Give only the number of lines in the records below that contain the word "vote".
— Begin Rows —
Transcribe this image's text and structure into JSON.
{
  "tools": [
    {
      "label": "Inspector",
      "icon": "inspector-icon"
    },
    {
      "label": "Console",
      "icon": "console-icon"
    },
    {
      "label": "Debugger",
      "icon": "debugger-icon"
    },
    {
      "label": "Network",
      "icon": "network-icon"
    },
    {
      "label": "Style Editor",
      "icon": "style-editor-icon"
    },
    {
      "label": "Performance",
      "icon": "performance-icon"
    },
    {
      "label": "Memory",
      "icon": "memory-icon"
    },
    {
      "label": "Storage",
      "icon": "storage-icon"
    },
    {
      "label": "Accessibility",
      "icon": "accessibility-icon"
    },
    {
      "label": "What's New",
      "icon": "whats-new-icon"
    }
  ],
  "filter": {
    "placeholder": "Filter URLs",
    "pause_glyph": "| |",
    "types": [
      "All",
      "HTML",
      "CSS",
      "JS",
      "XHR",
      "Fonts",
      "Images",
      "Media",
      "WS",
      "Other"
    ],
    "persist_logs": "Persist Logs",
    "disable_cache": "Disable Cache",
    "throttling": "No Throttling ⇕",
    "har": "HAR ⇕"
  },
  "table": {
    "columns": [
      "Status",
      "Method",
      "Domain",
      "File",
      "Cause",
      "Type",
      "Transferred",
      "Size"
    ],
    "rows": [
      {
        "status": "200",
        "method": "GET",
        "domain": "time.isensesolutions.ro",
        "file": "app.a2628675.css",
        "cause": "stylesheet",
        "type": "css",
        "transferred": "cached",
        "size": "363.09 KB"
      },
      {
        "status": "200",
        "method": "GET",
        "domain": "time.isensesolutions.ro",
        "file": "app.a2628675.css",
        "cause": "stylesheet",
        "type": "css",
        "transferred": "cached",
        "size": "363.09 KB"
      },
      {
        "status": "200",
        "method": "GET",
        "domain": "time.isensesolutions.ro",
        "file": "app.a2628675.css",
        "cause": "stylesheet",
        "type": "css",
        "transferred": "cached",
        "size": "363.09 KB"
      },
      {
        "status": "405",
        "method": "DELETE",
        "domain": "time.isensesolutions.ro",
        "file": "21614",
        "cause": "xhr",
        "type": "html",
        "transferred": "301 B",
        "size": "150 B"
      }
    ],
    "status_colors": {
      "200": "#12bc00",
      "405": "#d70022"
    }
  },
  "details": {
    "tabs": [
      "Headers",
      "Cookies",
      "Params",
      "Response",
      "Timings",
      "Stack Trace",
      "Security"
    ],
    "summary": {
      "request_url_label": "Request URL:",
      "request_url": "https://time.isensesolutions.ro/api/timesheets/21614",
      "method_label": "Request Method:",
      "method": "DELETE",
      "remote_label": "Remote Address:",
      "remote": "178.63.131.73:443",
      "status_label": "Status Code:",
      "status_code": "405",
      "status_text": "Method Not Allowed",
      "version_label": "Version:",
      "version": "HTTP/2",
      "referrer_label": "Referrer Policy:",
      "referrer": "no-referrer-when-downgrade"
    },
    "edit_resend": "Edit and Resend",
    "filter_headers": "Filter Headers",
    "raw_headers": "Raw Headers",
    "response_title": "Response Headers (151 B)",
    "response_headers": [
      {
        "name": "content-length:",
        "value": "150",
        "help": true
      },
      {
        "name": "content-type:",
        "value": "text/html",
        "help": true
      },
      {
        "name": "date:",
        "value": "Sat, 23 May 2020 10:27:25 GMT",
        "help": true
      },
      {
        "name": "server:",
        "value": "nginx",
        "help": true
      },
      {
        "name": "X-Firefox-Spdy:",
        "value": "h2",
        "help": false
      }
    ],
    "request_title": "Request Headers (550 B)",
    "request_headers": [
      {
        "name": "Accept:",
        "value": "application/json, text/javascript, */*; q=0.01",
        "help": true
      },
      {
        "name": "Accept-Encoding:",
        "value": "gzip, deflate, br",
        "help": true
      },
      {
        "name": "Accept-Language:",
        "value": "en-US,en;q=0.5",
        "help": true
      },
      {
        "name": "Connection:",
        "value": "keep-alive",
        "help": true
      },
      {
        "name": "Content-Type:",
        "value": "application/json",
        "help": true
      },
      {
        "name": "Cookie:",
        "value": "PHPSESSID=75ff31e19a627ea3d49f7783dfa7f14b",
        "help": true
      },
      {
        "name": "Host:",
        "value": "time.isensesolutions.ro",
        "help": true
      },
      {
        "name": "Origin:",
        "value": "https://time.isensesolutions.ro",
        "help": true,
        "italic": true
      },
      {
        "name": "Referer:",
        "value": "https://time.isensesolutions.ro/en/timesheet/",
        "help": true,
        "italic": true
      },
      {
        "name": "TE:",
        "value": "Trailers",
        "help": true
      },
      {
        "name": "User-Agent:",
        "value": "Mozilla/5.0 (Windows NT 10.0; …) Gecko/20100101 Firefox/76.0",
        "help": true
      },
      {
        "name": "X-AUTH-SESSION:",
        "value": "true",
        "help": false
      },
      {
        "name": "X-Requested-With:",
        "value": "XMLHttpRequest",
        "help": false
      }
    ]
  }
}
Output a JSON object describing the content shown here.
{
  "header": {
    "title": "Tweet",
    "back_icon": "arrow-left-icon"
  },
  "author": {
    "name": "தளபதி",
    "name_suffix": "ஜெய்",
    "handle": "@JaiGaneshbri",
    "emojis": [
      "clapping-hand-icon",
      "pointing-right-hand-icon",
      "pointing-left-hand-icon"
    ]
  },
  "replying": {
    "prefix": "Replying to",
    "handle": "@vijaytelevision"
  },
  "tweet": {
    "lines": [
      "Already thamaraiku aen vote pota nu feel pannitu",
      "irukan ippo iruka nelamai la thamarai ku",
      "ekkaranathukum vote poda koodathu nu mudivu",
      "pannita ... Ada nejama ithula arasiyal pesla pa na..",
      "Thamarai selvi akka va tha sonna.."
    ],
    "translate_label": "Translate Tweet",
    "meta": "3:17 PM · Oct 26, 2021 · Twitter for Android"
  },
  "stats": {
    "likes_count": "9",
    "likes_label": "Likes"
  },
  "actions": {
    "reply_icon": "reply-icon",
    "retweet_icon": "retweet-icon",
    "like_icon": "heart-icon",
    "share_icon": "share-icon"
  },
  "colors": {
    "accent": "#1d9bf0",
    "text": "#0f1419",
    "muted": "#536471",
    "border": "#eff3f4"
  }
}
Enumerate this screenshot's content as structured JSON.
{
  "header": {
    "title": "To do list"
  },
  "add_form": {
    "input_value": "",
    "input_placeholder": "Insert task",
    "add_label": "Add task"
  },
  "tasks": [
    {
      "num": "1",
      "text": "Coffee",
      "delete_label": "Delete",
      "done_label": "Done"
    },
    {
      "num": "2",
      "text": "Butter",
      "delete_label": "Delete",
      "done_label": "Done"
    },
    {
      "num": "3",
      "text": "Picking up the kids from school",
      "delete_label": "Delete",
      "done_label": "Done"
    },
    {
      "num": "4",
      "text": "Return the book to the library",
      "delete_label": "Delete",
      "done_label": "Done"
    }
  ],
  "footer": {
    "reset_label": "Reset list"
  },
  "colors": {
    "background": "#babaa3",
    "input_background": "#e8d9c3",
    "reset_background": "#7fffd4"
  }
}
— End Rows —
◆ Output of the task ◆
2